Read the records and write them out again exactly.
[Start of SUPPLIED DATA]
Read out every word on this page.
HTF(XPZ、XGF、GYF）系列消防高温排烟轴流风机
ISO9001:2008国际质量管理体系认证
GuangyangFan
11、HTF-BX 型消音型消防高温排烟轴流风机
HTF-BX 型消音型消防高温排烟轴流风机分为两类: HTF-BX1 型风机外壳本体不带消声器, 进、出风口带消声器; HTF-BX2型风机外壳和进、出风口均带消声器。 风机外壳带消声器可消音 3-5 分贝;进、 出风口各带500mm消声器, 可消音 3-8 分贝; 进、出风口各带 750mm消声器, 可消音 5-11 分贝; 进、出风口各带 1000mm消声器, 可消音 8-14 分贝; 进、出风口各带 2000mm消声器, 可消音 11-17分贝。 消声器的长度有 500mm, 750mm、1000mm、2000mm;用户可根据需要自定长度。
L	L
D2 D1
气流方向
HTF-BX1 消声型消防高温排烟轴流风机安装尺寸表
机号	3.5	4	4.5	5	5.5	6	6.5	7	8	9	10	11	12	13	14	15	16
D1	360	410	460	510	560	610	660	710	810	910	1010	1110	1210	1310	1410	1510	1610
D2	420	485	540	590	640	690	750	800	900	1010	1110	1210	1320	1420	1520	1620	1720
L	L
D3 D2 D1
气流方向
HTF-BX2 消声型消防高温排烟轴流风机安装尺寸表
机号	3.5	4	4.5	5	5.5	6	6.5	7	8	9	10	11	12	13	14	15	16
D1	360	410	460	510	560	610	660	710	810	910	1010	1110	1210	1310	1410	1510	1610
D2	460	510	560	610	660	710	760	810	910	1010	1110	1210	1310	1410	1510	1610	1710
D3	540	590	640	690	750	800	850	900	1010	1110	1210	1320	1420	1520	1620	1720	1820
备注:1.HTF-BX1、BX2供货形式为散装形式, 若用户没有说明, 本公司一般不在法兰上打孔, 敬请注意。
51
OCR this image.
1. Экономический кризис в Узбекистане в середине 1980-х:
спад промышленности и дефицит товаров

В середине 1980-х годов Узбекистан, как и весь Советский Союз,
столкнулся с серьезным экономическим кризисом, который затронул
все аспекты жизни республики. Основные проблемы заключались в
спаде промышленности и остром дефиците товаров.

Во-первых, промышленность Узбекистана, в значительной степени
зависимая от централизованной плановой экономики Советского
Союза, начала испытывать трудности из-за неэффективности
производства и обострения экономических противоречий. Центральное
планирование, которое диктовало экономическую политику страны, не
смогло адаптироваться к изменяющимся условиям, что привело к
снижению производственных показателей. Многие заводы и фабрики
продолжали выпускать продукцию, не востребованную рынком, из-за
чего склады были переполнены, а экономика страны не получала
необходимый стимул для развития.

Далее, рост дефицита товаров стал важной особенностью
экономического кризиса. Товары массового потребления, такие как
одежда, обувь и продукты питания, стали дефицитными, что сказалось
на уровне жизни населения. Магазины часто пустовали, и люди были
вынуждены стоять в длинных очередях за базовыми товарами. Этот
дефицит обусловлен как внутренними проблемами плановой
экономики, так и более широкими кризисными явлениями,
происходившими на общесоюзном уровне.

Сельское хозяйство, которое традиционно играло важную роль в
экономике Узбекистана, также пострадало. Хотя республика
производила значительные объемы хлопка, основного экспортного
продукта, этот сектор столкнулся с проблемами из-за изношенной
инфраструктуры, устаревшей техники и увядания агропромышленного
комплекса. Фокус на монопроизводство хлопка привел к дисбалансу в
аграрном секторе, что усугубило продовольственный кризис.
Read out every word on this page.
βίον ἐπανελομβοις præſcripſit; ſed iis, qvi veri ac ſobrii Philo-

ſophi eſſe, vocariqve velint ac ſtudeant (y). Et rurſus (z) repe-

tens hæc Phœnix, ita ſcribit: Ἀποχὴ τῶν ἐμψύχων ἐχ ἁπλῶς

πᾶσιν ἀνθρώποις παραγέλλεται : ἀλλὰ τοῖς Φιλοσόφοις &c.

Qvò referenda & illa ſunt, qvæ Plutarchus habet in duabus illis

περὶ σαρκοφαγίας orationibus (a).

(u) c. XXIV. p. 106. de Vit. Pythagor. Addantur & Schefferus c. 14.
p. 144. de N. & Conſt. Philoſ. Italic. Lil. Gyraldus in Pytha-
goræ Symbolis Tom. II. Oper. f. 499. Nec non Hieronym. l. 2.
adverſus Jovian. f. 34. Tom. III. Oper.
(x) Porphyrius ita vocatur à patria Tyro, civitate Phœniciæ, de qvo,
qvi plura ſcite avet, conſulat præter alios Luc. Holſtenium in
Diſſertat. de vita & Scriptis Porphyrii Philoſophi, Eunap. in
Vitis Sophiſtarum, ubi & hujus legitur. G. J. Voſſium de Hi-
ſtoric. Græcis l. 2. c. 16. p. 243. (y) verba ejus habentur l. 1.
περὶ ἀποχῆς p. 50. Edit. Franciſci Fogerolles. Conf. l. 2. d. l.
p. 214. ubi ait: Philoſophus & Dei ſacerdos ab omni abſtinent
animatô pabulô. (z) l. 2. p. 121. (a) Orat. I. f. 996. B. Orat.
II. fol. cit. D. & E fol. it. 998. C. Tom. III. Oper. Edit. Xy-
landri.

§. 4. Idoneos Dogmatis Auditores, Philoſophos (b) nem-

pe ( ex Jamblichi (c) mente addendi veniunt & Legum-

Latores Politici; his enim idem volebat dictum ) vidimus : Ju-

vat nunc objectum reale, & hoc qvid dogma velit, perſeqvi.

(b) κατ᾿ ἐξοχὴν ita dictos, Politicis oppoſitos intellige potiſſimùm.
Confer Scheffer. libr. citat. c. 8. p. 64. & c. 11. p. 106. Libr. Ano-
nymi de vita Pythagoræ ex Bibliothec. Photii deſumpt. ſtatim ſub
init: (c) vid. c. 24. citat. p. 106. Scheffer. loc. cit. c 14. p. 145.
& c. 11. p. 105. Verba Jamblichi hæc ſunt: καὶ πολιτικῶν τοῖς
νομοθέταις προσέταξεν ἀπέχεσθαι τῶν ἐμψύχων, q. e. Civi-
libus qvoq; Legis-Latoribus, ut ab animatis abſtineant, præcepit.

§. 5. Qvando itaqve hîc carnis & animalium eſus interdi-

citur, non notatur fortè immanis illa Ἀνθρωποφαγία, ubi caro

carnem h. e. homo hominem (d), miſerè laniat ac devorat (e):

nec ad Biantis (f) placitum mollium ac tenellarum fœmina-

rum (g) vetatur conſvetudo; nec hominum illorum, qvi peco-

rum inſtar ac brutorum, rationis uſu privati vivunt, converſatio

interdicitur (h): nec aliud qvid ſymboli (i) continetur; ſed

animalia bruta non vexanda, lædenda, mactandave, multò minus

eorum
[End of SUPPLIED DATA]
ANSWER FOR THE TASK:
Read out every word on this page.
HTF(XPZ、XGF、GYF）系列消防高温排烟轴流风机
ISO9001:2008国际质量管理体系认证
GuangyangFan
11、HTF-BX 型消音型消防高温排烟轴流风机
HTF-BX 型消音型消防高温排烟轴流风机分为两类: HTF-BX1 型风机外壳本体不带消声器, 进、出风口带消声器; HTF-BX2型风机外壳和进、出风口均带消声器。 风机外壳带消声器可消音 3-5 分贝;进、 出风口各带500mm消声器, 可消音 3-8 分贝; 进、出风口各带 750mm消声器, 可消音 5-11 分贝; 进、出风口各带 1000mm消声器, 可消音 8-14 分贝; 进、出风口各带 2000mm消声器, 可消音 11-17分贝。 消声器的长度有 500mm, 750mm、1000mm、2000mm;用户可根据需要自定长度。
L	L
D2 D1
气流方向
HTF-BX1 消声型消防高温排烟轴流风机安装尺寸表
机号	3.5	4	4.5	5	5.5	6	6.5	7	8	9	10	11	12	13	14	15	16
D1	360	410	460	510	560	610	660	710	810	910	1010	1110	1210	1310	1410	1510	1610
D2	420	485	540	590	640	690	750	800	900	1010	1110	1210	1320	1420	1520	1620	1720
L	L
D3 D2 D1
气流方向
HTF-BX2 消声型消防高温排烟轴流风机安装尺寸表
机号	3.5	4	4.5	5	5.5	6	6.5	7	8	9	10	11	12	13	14	15	16
D1	360	410	460	510	560	610	660	710	810	910	1010	1110	1210	1310	1410	1510	1610
D2	460	510	560	610	660	710	760	810	910	1010	1110	1210	1310	1410	1510	1610	1710
D3	540	590	640	690	750	800	850	900	1010	1110	1210	1320	1420	1520	1620	1720	1820
备注:1.HTF-BX1、BX2供货形式为散装形式, 若用户没有说明, 本公司一般不在法兰上打孔, 敬请注意。
51
OCR this image.
1. Экономический кризис в Узбекистане в середине 1980-х:
спад промышленности и дефицит товаров

В середине 1980-х годов Узбекистан, как и весь Советский Союз,
столкнулся с серьезным экономическим кризисом, который затронул
все аспекты жизни республики. Основные проблемы заключались в
спаде промышленности и остром дефиците товаров.

Во-первых, промышленность Узбекистана, в значительной степени
зависимая от централизованной плановой экономики Советского
Союза, начала испытывать трудности из-за неэффективности
производства и обострения экономических противоречий. Центральное
планирование, которое диктовало экономическую политику страны, не
смогло адаптироваться к изменяющимся условиям, что привело к
снижению производственных показателей. Многие заводы и фабрики
продолжали выпускать продукцию, не востребованную рынком, из-за
чего склады были переполнены, а экономика страны не получала
необходимый стимул для развития.

Далее, рост дефицита товаров стал важной особенностью
экономического кризиса. Товары массового потребления, такие как
одежда, обувь и продукты питания, стали дефицитными, что сказалось
на уровне жизни населения. Магазины часто пустовали, и люди были
вынуждены стоять в длинных очередях за базовыми товарами. Этот
дефицит обусловлен как внутренними проблемами плановой
экономики, так и более широкими кризисными явлениями,
происходившими на общесоюзном уровне.

Сельское хозяйство, которое традиционно играло важную роль в
экономике Узбекистана, также пострадало. Хотя республика
производила значительные объемы хлопка, основного экспортного
продукта, этот сектор столкнулся с проблемами из-за изношенной
инфраструктуры, устаревшей техники и увядания агропромышленного
комплекса. Фокус на монопроизводство хлопка привел к дисбалансу в
аграрном секторе, что усугубило продовольственный кризис.
Read out every word on this page.
βίον ἐπανελομβοις præſcripſit; ſed iis, qvi veri ac ſobrii Philo-

ſophi eſſe, vocariqve velint ac ſtudeant (y). Et rurſus (z) repe-

tens hæc Phœnix, ita ſcribit: Ἀποχὴ τῶν ἐμψύχων ἐχ ἁπλῶς

πᾶσιν ἀνθρώποις παραγέλλεται : ἀλλὰ τοῖς Φιλοσόφοις &c.

Qvò referenda & illa ſunt, qvæ Plutarchus habet in duabus illis

περὶ σαρκοφαγίας orationibus (a).

(u) c. XXIV. p. 106. de Vit. Pythagor. Addantur & Schefferus c. 14.
p. 144. de N. & Conſt. Philoſ. Italic. Lil. Gyraldus in Pytha-
goræ Symbolis Tom. II. Oper. f. 499. Nec non Hieronym. l. 2.
adverſus Jovian. f. 34. Tom. III. Oper.
(x) Porphyrius ita vocatur à patria Tyro, civitate Phœniciæ, de qvo,
qvi plura ſcite avet, conſulat præter alios Luc. Holſtenium in
Diſſertat. de vita & Scriptis Porphyrii Philoſophi, Eunap. in
Vitis Sophiſtarum, ubi & hujus legitur. G. J. Voſſium de Hi-
ſtoric. Græcis l. 2. c. 16. p. 243. (y) verba ejus habentur l. 1.
περὶ ἀποχῆς p. 50. Edit. Franciſci Fogerolles. Conf. l. 2. d. l.
p. 214. ubi ait: Philoſophus & Dei ſacerdos ab omni abſtinent
animatô pabulô. (z) l. 2. p. 121. (a) Orat. I. f. 996. B. Orat.
II. fol. cit. D. & E fol. it. 998. C. Tom. III. Oper. Edit. Xy-
landri.

§. 4. Idoneos Dogmatis Auditores, Philoſophos (b) nem-

pe ( ex Jamblichi (c) mente addendi veniunt & Legum-

Latores Politici; his enim idem volebat dictum ) vidimus : Ju-

vat nunc objectum reale, & hoc qvid dogma velit, perſeqvi.

(b) κατ᾿ ἐξοχὴν ita dictos, Politicis oppoſitos intellige potiſſimùm.
Confer Scheffer. libr. citat. c. 8. p. 64. & c. 11. p. 106. Libr. Ano-
nymi de vita Pythagoræ ex Bibliothec. Photii deſumpt. ſtatim ſub
init: (c) vid. c. 24. citat. p. 106. Scheffer. loc. cit. c 14. p. 145.
& c. 11. p. 105. Verba Jamblichi hæc ſunt: καὶ πολιτικῶν τοῖς
νομοθέταις προσέταξεν ἀπέχεσθαι τῶν ἐμψύχων, q. e. Civi-
libus qvoq; Legis-Latoribus, ut ab animatis abſtineant, præcepit.

§. 5. Qvando itaqve hîc carnis & animalium eſus interdi-

citur, non notatur fortè immanis illa Ἀνθρωποφαγία, ubi caro

carnem h. e. homo hominem (d), miſerè laniat ac devorat (e):

nec ad Biantis (f) placitum mollium ac tenellarum fœmina-

rum (g) vetatur conſvetudo; nec hominum illorum, qvi peco-

rum inſtar ac brutorum, rationis uſu privati vivunt, converſatio

interdicitur (h): nec aliud qvid ſymboli (i) continetur; ſed

animalia bruta non vexanda, lædenda, mactandave, multò minus

eorum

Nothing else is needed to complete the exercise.